- [Aim]: Write each line out again exactly as written.

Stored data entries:
════════════════════
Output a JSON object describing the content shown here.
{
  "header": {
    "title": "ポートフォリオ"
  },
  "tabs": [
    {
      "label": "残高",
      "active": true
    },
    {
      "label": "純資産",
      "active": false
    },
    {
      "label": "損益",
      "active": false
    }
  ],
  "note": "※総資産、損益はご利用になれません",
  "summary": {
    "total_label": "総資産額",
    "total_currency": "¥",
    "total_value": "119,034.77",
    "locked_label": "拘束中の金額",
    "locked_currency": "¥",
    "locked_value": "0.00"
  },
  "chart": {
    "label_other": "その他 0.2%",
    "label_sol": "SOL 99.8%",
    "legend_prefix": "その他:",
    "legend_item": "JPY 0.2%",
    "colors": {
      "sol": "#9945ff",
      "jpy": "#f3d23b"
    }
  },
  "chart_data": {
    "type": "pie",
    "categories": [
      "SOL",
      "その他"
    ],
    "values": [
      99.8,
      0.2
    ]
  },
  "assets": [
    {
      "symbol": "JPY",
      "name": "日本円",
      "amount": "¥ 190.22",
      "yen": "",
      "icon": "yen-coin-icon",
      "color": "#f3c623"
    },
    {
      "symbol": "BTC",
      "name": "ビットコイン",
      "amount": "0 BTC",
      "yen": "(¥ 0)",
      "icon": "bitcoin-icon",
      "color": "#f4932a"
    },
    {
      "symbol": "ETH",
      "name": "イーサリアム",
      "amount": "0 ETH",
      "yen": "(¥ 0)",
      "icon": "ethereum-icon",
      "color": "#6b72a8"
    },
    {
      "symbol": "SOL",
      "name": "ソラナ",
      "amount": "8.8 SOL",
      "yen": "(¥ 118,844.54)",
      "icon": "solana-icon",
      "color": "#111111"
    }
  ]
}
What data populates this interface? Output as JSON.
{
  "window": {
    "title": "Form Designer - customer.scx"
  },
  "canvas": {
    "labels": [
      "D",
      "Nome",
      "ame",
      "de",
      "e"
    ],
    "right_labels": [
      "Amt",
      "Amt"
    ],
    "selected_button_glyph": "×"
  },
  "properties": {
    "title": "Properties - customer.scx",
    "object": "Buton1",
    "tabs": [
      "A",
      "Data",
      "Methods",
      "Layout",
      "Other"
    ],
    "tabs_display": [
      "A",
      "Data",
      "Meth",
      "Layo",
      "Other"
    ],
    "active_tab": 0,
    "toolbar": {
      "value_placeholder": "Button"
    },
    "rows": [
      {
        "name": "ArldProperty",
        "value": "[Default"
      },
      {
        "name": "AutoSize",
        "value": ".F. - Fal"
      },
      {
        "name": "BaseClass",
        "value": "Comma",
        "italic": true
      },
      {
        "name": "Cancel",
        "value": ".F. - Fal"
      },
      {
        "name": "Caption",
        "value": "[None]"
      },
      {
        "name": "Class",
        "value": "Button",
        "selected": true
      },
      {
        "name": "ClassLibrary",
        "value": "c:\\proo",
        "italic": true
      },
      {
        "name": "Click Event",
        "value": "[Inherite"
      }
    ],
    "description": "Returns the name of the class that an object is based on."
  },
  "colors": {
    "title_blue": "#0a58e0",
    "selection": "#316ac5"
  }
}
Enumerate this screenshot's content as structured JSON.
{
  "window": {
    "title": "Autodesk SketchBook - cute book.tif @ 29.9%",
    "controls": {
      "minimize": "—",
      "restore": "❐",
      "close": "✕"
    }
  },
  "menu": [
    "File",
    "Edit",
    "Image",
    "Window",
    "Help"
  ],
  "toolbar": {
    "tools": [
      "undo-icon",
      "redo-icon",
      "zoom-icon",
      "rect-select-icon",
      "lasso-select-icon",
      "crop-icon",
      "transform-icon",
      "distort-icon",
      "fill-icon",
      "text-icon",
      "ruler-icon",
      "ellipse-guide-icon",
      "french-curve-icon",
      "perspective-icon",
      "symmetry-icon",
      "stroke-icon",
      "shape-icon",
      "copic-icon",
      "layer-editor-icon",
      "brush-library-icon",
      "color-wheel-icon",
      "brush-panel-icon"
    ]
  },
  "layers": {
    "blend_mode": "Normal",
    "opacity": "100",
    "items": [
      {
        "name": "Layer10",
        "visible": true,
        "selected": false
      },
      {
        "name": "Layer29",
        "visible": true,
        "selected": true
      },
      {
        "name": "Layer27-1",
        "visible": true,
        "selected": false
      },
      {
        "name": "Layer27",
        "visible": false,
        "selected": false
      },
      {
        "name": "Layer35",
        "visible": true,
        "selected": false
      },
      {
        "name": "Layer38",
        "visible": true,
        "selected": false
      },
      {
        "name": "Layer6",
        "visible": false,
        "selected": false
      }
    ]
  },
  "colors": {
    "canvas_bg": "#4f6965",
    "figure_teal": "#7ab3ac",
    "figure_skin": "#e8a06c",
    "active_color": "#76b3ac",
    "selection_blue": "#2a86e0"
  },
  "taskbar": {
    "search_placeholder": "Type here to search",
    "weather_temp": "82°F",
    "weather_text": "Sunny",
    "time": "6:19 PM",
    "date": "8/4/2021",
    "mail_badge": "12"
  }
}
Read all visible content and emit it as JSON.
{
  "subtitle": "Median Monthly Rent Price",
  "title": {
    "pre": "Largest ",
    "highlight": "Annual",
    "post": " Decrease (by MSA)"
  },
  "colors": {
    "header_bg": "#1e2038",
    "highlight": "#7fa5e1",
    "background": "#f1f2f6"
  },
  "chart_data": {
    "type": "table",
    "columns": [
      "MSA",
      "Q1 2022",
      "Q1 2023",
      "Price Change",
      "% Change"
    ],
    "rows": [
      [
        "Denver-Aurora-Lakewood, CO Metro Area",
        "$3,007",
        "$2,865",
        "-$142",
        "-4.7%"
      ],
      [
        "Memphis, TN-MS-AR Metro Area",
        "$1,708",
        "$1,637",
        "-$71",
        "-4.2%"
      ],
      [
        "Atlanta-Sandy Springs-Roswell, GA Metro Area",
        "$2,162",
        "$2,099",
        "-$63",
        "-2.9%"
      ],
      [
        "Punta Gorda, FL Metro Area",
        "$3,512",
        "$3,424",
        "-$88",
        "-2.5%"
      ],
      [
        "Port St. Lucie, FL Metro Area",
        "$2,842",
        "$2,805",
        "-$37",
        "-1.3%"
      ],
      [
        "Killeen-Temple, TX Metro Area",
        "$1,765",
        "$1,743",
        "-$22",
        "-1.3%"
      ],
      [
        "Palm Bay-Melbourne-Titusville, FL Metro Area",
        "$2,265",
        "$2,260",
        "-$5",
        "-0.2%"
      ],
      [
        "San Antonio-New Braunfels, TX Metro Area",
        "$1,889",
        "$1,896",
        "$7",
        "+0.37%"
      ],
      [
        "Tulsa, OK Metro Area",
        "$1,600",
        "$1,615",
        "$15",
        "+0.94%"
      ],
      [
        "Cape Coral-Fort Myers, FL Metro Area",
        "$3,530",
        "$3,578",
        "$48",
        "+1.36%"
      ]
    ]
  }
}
════════════════════
- [Result for this task]:
Output a JSON object describing the content shown here.
{
  "header": {
    "title": "ポートフォリオ"
  },
  "tabs": [
    {
      "label": "残高",
      "active": true
    },
    {
      "label": "純資産",
      "active": false
    },
    {
      "label": "損益",
      "active": false
    }
  ],
  "note": "※総資産、損益はご利用になれません",
  "summary": {
    "total_label": "総資産額",
    "total_currency": "¥",
    "total_value": "119,034.77",
    "locked_label": "拘束中の金額",
    "locked_currency": "¥",
    "locked_value": "0.00"
  },
  "chart": {
    "label_other": "その他 0.2%",
    "label_sol": "SOL 99.8%",
    "legend_prefix": "その他:",
    "legend_item": "JPY 0.2%",
    "colors": {
      "sol": "#9945ff",
      "jpy": "#f3d23b"
    }
  },
  "chart_data": {
    "type": "pie",
    "categories": [
      "SOL",
      "その他"
    ],
    "values": [
      99.8,
      0.2
    ]
  },
  "assets": [
    {
      "symbol": "JPY",
      "name": "日本円",
      "amount": "¥ 190.22",
      "yen": "",
      "icon": "yen-coin-icon",
      "color": "#f3c623"
    },
    {
      "symbol": "BTC",
      "name": "ビットコイン",
      "amount": "0 BTC",
      "yen": "(¥ 0)",
      "icon": "bitcoin-icon",
      "color": "#f4932a"
    },
    {
      "symbol": "ETH",
      "name": "イーサリアム",
      "amount": "0 ETH",
      "yen": "(¥ 0)",
      "icon": "ethereum-icon",
      "color": "#6b72a8"
    },
    {
      "symbol": "SOL",
      "name": "ソラナ",
      "amount": "8.8 SOL",
      "yen": "(¥ 118,844.54)",
      "icon": "solana-icon",
      "color": "#111111"
    }
  ]
}
What data populates this interface? Output as JSON.
{
  "window": {
    "title": "Form Designer - customer.scx"
  },
  "canvas": {
    "labels": [
      "D",
      "Nome",
      "ame",
      "de",
      "e"
    ],
    "right_labels": [
      "Amt",
      "Amt"
    ],
    "selected_button_glyph": "×"
  },
  "properties": {
    "title": "Properties - customer.scx",
    "object": "Buton1",
    "tabs": [
      "A",
      "Data",
      "Methods",
      "Layout",
      "Other"
    ],
    "tabs_display": [
      "A",
      "Data",
      "Meth",
      "Layo",
      "Other"
    ],
    "active_tab": 0,
    "toolbar": {
      "value_placeholder": "Button"
    },
    "rows": [
      {
        "name": "ArldProperty",
        "value": "[Default"
      },
      {
        "name": "AutoSize",
        "value": ".F. - Fal"
      },
      {
        "name": "BaseClass",
        "value": "Comma",
        "italic": true
      },
      {
        "name": "Cancel",
        "value": ".F. - Fal"
      },
      {
        "name": "Caption",
        "value": "[None]"
      },
      {
        "name": "Class",
        "value": "Button",
        "selected": true
      },
      {
        "name": "ClassLibrary",
        "value": "c:\\proo",
        "italic": true
      },
      {
        "name": "Click Event",
        "value": "[Inherite"
      }
    ],
    "description": "Returns the name of the class that an object is based on."
  },
  "colors": {
    "title_blue": "#0a58e0",
    "selection": "#316ac5"
  }
}
Enumerate this screenshot's content as structured JSON.
{
  "window": {
    "title": "Autodesk SketchBook - cute book.tif @ 29.9%",
    "controls": {
      "minimize": "—",
      "restore": "❐",
      "close": "✕"
    }
  },
  "menu": [
    "File",
    "Edit",
    "Image",
    "Window",
    "Help"
  ],
  "toolbar": {
    "tools": [
      "undo-icon",
      "redo-icon",
      "zoom-icon",
      "rect-select-icon",
      "lasso-select-icon",
      "crop-icon",
      "transform-icon",
      "distort-icon",
      "fill-icon",
      "text-icon",
      "ruler-icon",
      "ellipse-guide-icon",
      "french-curve-icon",
      "perspective-icon",
      "symmetry-icon",
      "stroke-icon",
      "shape-icon",
      "copic-icon",
      "layer-editor-icon",
      "brush-library-icon",
      "color-wheel-icon",
      "brush-panel-icon"
    ]
  },
  "layers": {
    "blend_mode": "Normal",
    "opacity": "100",
    "items": [
      {
        "name": "Layer10",
        "visible": true,
        "selected": false
      },
      {
        "name": "Layer29",
        "visible": true,
        "selected": true
      },
      {
        "name": "Layer27-1",
        "visible": true,
        "selected": false
      },
      {
        "name": "Layer27",
        "visible": false,
        "selected": false
      },
      {
        "name": "Layer35",
        "visible": true,
        "selected": false
      },
      {
        "name": "Layer38",
        "visible": true,
        "selected": false
      },
      {
        "name": "Layer6",
        "visible": false,
        "selected": false
      }
    ]
  },
  "colors": {
    "canvas_bg": "#4f6965",
    "figure_teal": "#7ab3ac",
    "figure_skin": "#e8a06c",
    "active_color": "#76b3ac",
    "selection_blue": "#2a86e0"
  },
  "taskbar": {
    "search_placeholder": "Type here to search",
    "weather_temp": "82°F",
    "weather_text": "Sunny",
    "time": "6:19 PM",
    "date": "8/4/2021",
    "mail_badge": "12"
  }
}
Read all visible content and emit it as JSON.
{
  "subtitle": "Median Monthly Rent Price",
  "title": {
    "pre": "Largest ",
    "highlight": "Annual",
    "post": " Decrease (by MSA)"
  },
  "colors": {
    "header_bg": "#1e2038",
    "highlight": "#7fa5e1",
    "background": "#f1f2f6"
  },
  "chart_data": {
    "type": "table",
    "columns": [
      "MSA",
      "Q1 2022",
      "Q1 2023",
      "Price Change",
      "% Change"
    ],
    "rows": [
      [
        "Denver-Aurora-Lakewood, CO Metro Area",
        "$3,007",
        "$2,865",
        "-$142",
        "-4.7%"
      ],
      [
        "Memphis, TN-MS-AR Metro Area",
        "$1,708",
        "$1,637",
        "-$71",
        "-4.2%"
      ],
      [
        "Atlanta-Sandy Springs-Roswell, GA Metro Area",
        "$2,162",
        "$2,099",
        "-$63",
        "-2.9%"
      ],
      [
        "Punta Gorda, FL Metro Area",
        "$3,512",
        "$3,424",
        "-$88",
        "-2.5%"
      ],
      [
        "Port St. Lucie, FL Metro Area",
        "$2,842",
        "$2,805",
        "-$37",
        "-1.3%"
      ],
      [
        "Killeen-Temple, TX Metro Area",
        "$1,765",
        "$1,743",
        "-$22",
        "-1.3%"
      ],
      [
        "Palm Bay-Melbourne-Titusville, FL Metro Area",
        "$2,265",
        "$2,260",
        "-$5",
        "-0.2%"
      ],
      [
        "San Antonio-New Braunfels, TX Metro Area",
        "$1,889",
        "$1,896",
        "$7",
        "+0.37%"
      ],
      [
        "Tulsa, OK Metro Area",
        "$1,600",
        "$1,615",
        "$15",
        "+0.94%"
      ],
      [
        "Cape Coral-Fort Myers, FL Metro Area",
        "$3,530",
        "$3,578",
        "$48",
        "+1.36%"
      ]
    ]
  }
}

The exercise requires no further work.